Set exercise ::
Locate the string "SplitMetalBall" throughout the material and copy every line in which it occurs.

---

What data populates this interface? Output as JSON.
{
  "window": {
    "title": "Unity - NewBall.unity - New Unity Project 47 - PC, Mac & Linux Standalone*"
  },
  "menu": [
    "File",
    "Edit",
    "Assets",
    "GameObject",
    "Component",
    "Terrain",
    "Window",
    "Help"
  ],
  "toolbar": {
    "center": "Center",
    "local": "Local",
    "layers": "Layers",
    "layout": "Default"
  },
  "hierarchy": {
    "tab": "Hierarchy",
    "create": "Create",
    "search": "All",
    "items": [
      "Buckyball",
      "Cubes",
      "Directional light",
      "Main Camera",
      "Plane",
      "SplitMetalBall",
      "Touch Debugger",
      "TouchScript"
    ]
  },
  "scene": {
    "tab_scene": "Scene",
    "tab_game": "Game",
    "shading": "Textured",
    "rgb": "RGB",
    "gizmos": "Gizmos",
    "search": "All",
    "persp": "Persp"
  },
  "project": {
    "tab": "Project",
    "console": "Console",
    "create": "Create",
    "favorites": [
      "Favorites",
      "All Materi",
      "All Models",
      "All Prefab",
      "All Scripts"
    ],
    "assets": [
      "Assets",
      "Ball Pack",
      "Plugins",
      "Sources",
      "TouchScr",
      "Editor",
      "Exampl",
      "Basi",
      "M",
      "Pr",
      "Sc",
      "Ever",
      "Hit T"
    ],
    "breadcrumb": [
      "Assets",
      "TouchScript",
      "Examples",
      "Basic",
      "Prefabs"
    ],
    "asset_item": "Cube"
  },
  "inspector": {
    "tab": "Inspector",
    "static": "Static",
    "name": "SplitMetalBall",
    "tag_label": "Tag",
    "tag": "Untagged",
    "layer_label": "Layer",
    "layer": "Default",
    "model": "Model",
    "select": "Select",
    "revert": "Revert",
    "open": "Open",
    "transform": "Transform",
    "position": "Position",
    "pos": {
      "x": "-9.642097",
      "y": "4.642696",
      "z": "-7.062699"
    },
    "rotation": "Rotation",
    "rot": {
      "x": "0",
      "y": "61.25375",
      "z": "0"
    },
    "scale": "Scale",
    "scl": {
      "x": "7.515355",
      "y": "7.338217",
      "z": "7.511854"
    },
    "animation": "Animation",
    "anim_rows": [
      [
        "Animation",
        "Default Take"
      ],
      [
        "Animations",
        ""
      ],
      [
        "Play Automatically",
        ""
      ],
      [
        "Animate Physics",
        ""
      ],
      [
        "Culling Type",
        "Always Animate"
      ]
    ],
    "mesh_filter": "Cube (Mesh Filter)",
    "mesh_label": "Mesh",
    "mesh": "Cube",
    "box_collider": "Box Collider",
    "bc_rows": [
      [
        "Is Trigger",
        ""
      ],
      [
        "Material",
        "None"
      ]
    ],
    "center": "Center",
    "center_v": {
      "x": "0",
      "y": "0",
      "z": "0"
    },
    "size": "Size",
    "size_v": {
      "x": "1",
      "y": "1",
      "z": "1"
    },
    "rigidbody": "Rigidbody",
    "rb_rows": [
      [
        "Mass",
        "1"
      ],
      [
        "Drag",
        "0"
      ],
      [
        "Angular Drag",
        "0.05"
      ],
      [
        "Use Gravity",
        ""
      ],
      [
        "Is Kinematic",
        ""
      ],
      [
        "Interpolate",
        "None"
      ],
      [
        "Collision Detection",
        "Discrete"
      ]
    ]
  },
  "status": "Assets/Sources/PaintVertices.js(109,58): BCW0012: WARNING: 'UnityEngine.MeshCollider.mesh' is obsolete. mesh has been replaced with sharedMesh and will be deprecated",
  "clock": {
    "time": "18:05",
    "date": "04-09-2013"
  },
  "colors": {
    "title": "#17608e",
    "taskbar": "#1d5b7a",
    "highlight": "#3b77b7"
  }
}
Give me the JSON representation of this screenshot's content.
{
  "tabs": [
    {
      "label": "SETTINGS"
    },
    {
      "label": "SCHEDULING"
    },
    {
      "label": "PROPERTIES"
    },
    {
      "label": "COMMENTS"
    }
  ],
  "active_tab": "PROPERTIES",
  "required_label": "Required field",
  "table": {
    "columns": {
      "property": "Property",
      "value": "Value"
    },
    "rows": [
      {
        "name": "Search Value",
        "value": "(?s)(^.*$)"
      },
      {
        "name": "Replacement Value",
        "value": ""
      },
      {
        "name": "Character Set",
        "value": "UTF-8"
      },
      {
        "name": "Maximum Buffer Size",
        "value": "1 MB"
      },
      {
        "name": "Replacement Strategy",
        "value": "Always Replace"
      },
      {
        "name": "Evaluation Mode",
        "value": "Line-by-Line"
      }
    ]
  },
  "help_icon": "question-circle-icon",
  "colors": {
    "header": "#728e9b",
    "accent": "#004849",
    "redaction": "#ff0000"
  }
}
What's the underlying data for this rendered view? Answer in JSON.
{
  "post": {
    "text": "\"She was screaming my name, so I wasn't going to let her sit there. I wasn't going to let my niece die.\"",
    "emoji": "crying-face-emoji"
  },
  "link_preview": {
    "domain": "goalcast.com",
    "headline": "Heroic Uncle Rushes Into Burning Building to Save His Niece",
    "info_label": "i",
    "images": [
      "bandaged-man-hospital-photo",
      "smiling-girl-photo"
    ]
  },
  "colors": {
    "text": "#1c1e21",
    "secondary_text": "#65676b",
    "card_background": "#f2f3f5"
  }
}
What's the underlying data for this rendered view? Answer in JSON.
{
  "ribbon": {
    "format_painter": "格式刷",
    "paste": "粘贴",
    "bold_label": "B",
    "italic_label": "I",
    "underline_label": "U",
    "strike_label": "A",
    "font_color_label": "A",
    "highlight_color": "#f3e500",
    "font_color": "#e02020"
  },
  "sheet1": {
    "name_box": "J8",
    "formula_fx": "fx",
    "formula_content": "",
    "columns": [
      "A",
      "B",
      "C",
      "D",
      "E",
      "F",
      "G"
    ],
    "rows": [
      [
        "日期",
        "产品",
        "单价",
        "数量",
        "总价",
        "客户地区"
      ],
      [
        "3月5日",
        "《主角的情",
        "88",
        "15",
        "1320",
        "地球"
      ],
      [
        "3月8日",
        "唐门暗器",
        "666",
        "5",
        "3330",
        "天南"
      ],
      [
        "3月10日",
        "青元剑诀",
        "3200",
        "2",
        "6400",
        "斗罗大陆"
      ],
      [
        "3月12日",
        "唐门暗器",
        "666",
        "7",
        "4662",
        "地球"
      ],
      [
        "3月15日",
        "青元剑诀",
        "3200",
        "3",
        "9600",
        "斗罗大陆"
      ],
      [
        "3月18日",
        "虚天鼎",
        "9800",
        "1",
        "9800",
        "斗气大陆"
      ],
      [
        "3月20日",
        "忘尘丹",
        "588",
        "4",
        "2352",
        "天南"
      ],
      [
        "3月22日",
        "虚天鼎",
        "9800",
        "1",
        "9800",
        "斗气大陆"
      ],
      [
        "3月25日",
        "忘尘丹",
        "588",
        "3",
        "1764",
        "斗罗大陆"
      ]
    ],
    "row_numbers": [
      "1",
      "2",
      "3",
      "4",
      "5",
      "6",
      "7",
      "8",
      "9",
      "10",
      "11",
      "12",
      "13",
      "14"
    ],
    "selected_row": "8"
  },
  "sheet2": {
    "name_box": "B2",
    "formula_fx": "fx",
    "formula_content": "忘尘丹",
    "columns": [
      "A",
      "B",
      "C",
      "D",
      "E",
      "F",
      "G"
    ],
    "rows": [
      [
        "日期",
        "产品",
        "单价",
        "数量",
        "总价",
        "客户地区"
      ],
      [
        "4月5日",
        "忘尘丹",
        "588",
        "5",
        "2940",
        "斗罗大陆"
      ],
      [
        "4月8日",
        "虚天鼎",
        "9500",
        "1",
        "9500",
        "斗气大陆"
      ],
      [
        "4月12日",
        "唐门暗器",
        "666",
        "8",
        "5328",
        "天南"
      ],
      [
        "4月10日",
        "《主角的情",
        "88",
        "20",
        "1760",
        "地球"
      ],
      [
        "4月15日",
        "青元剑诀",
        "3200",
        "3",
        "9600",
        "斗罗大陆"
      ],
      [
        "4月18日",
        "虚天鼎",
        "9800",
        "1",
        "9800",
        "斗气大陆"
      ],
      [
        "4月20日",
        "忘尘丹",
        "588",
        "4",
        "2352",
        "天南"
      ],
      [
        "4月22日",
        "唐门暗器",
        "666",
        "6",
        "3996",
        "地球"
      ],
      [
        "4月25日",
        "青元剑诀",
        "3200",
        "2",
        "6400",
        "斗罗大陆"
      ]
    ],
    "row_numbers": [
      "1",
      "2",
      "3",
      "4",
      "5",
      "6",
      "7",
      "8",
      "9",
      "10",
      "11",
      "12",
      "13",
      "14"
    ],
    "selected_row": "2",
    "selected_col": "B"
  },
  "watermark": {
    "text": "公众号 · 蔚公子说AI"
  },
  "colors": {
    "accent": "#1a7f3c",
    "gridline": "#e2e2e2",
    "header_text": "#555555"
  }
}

---

Correct result ::
      "SplitMetalBall",
    "name": "SplitMetalBall",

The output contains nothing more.